**WHAT IS EXPECTED**
Copy out all of the material exactly as presented.

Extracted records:
=======

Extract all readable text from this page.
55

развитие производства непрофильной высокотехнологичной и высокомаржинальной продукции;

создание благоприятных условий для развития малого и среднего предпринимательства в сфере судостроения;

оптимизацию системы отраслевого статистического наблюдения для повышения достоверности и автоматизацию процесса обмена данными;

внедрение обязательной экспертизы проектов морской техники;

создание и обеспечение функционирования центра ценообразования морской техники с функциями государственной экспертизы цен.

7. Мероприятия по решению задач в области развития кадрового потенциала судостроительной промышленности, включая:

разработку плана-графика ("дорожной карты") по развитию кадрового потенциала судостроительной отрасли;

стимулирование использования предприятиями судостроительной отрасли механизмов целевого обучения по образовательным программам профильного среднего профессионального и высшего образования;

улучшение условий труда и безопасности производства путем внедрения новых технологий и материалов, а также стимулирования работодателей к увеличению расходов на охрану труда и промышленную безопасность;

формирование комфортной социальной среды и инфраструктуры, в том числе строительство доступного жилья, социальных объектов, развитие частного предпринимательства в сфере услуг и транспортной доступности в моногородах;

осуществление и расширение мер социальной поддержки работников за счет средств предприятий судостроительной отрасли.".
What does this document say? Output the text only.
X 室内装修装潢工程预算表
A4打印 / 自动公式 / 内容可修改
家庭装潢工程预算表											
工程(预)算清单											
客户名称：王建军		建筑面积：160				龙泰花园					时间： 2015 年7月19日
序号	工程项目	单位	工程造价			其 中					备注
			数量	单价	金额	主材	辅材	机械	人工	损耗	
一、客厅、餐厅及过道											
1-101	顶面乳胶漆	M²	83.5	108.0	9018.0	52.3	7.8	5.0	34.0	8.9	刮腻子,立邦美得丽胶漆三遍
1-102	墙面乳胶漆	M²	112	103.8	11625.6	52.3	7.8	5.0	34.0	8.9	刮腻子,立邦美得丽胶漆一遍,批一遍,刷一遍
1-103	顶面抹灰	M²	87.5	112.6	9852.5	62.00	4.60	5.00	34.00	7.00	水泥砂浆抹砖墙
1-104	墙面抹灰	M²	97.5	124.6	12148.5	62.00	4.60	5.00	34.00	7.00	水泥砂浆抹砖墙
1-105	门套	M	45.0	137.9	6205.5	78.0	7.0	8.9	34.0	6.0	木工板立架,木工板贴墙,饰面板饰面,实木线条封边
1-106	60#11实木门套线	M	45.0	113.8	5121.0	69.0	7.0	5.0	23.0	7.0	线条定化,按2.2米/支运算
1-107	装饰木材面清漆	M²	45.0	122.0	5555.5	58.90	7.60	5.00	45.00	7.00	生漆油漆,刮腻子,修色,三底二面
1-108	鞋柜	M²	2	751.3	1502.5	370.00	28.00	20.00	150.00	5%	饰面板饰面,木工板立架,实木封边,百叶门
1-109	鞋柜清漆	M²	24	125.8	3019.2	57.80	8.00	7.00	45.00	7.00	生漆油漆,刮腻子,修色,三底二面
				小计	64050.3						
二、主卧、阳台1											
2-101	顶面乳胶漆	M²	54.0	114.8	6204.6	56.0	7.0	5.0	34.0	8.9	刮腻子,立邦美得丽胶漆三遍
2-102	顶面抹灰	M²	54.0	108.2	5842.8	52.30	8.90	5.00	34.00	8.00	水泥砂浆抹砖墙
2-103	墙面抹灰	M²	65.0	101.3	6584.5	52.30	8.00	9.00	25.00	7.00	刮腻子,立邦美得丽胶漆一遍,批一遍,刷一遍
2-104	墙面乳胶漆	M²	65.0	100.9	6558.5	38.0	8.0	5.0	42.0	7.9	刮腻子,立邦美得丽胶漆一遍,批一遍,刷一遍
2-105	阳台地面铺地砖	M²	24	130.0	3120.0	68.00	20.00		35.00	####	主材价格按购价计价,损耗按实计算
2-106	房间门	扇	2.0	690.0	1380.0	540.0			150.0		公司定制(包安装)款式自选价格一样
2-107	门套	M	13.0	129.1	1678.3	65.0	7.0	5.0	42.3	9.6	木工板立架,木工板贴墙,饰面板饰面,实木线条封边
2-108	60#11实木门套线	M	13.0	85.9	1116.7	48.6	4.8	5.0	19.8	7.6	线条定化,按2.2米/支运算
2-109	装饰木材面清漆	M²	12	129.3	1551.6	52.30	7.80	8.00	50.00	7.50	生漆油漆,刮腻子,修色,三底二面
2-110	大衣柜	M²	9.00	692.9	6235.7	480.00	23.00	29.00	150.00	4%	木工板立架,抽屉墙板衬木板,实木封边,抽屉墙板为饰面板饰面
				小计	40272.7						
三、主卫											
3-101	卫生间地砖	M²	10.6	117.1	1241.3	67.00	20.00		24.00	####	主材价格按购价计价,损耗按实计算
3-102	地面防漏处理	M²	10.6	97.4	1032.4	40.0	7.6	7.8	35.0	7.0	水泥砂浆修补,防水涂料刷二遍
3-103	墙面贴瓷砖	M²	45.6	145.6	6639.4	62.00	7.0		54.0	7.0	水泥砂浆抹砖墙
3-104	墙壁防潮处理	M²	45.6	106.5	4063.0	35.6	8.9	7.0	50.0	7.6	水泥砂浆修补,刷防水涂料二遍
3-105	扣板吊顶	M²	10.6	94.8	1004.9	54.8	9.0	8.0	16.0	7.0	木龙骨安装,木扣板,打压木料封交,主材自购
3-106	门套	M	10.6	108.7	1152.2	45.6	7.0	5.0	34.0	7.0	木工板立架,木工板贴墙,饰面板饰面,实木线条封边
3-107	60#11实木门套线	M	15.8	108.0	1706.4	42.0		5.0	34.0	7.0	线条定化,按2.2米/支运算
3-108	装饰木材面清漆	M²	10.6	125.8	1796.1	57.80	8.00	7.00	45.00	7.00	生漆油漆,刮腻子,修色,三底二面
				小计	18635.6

=======

**TASK ANSWER**
Extract all readable text from this page.
55

развитие производства непрофильной высокотехнологичной и высокомаржинальной продукции;

создание благоприятных условий для развития малого и среднего предпринимательства в сфере судостроения;

оптимизацию системы отраслевого статистического наблюдения для повышения достоверности и автоматизацию процесса обмена данными;

внедрение обязательной экспертизы проектов морской техники;

создание и обеспечение функционирования центра ценообразования морской техники с функциями государственной экспертизы цен.

7. Мероприятия по решению задач в области развития кадрового потенциала судостроительной промышленности, включая:

разработку плана-графика ("дорожной карты") по развитию кадрового потенциала судостроительной отрасли;

стимулирование использования предприятиями судостроительной отрасли механизмов целевого обучения по образовательным программам профильного среднего профессионального и высшего образования;

улучшение условий труда и безопасности производства путем внедрения новых технологий и материалов, а также стимулирования работодателей к увеличению расходов на охрану труда и промышленную безопасность;

формирование комфортной социальной среды и инфраструктуры, в том числе строительство доступного жилья, социальных объектов, развитие частного предпринимательства в сфере услуг и транспортной доступности в моногородах;

осуществление и расширение мер социальной поддержки работников за счет средств предприятий судостроительной отрасли.".
What does this document say? Output the text only.
X 室内装修装潢工程预算表
A4打印 / 自动公式 / 内容可修改
家庭装潢工程预算表											
工程(预)算清单											
客户名称：王建军		建筑面积：160				龙泰花园					时间： 2015 年7月19日
序号	工程项目	单位	工程造价			其 中					备注
			数量	单价	金额	主材	辅材	机械	人工	损耗	
一、客厅、餐厅及过道											
1-101	顶面乳胶漆	M²	83.5	108.0	9018.0	52.3	7.8	5.0	34.0	8.9	刮腻子,立邦美得丽胶漆三遍
1-102	墙面乳胶漆	M²	112	103.8	11625.6	52.3	7.8	5.0	34.0	8.9	刮腻子,立邦美得丽胶漆一遍,批一遍,刷一遍
1-103	顶面抹灰	M²	87.5	112.6	9852.5	62.00	4.60	5.00	34.00	7.00	水泥砂浆抹砖墙
1-104	墙面抹灰	M²	97.5	124.6	12148.5	62.00	4.60	5.00	34.00	7.00	水泥砂浆抹砖墙
1-105	门套	M	45.0	137.9	6205.5	78.0	7.0	8.9	34.0	6.0	木工板立架,木工板贴墙,饰面板饰面,实木线条封边
1-106	60#11实木门套线	M	45.0	113.8	5121.0	69.0	7.0	5.0	23.0	7.0	线条定化,按2.2米/支运算
1-107	装饰木材面清漆	M²	45.0	122.0	5555.5	58.90	7.60	5.00	45.00	7.00	生漆油漆,刮腻子,修色,三底二面
1-108	鞋柜	M²	2	751.3	1502.5	370.00	28.00	20.00	150.00	5%	饰面板饰面,木工板立架,实木封边,百叶门
1-109	鞋柜清漆	M²	24	125.8	3019.2	57.80	8.00	7.00	45.00	7.00	生漆油漆,刮腻子,修色,三底二面
				小计	64050.3						
二、主卧、阳台1											
2-101	顶面乳胶漆	M²	54.0	114.8	6204.6	56.0	7.0	5.0	34.0	8.9	刮腻子,立邦美得丽胶漆三遍
2-102	顶面抹灰	M²	54.0	108.2	5842.8	52.30	8.90	5.00	34.00	8.00	水泥砂浆抹砖墙
2-103	墙面抹灰	M²	65.0	101.3	6584.5	52.30	8.00	9.00	25.00	7.00	刮腻子,立邦美得丽胶漆一遍,批一遍,刷一遍
2-104	墙面乳胶漆	M²	65.0	100.9	6558.5	38.0	8.0	5.0	42.0	7.9	刮腻子,立邦美得丽胶漆一遍,批一遍,刷一遍
2-105	阳台地面铺地砖	M²	24	130.0	3120.0	68.00	20.00		35.00	####	主材价格按购价计价,损耗按实计算
2-106	房间门	扇	2.0	690.0	1380.0	540.0			150.0		公司定制(包安装)款式自选价格一样
2-107	门套	M	13.0	129.1	1678.3	65.0	7.0	5.0	42.3	9.6	木工板立架,木工板贴墙,饰面板饰面,实木线条封边
2-108	60#11实木门套线	M	13.0	85.9	1116.7	48.6	4.8	5.0	19.8	7.6	线条定化,按2.2米/支运算
2-109	装饰木材面清漆	M²	12	129.3	1551.6	52.30	7.80	8.00	50.00	7.50	生漆油漆,刮腻子,修色,三底二面
2-110	大衣柜	M²	9.00	692.9	6235.7	480.00	23.00	29.00	150.00	4%	木工板立架,抽屉墙板衬木板,实木封边,抽屉墙板为饰面板饰面
				小计	40272.7						
三、主卫											
3-101	卫生间地砖	M²	10.6	117.1	1241.3	67.00	20.00		24.00	####	主材价格按购价计价,损耗按实计算
3-102	地面防漏处理	M²	10.6	97.4	1032.4	40.0	7.6	7.8	35.0	7.0	水泥砂浆修补,防水涂料刷二遍
3-103	墙面贴瓷砖	M²	45.6	145.6	6639.4	62.00	7.0		54.0	7.0	水泥砂浆抹砖墙
3-104	墙壁防潮处理	M²	45.6	106.5	4063.0	35.6	8.9	7.0	50.0	7.6	水泥砂浆修补,刷防水涂料二遍
3-105	扣板吊顶	M²	10.6	94.8	1004.9	54.8	9.0	8.0	16.0	7.0	木龙骨安装,木扣板,打压木料封交,主材自购
3-106	门套	M	10.6	108.7	1152.2	45.6	7.0	5.0	34.0	7.0	木工板立架,木工板贴墙,饰面板饰面,实木线条封边
3-107	60#11实木门套线	M	15.8	108.0	1706.4	42.0		5.0	34.0	7.0	线条定化,按2.2米/支运算
3-108	装饰木材面清漆	M²	10.6	125.8	1796.1	57.80	8.00	7.00	45.00	7.00	生漆油漆,刮腻子,修色,三底二面
				小计	18635.6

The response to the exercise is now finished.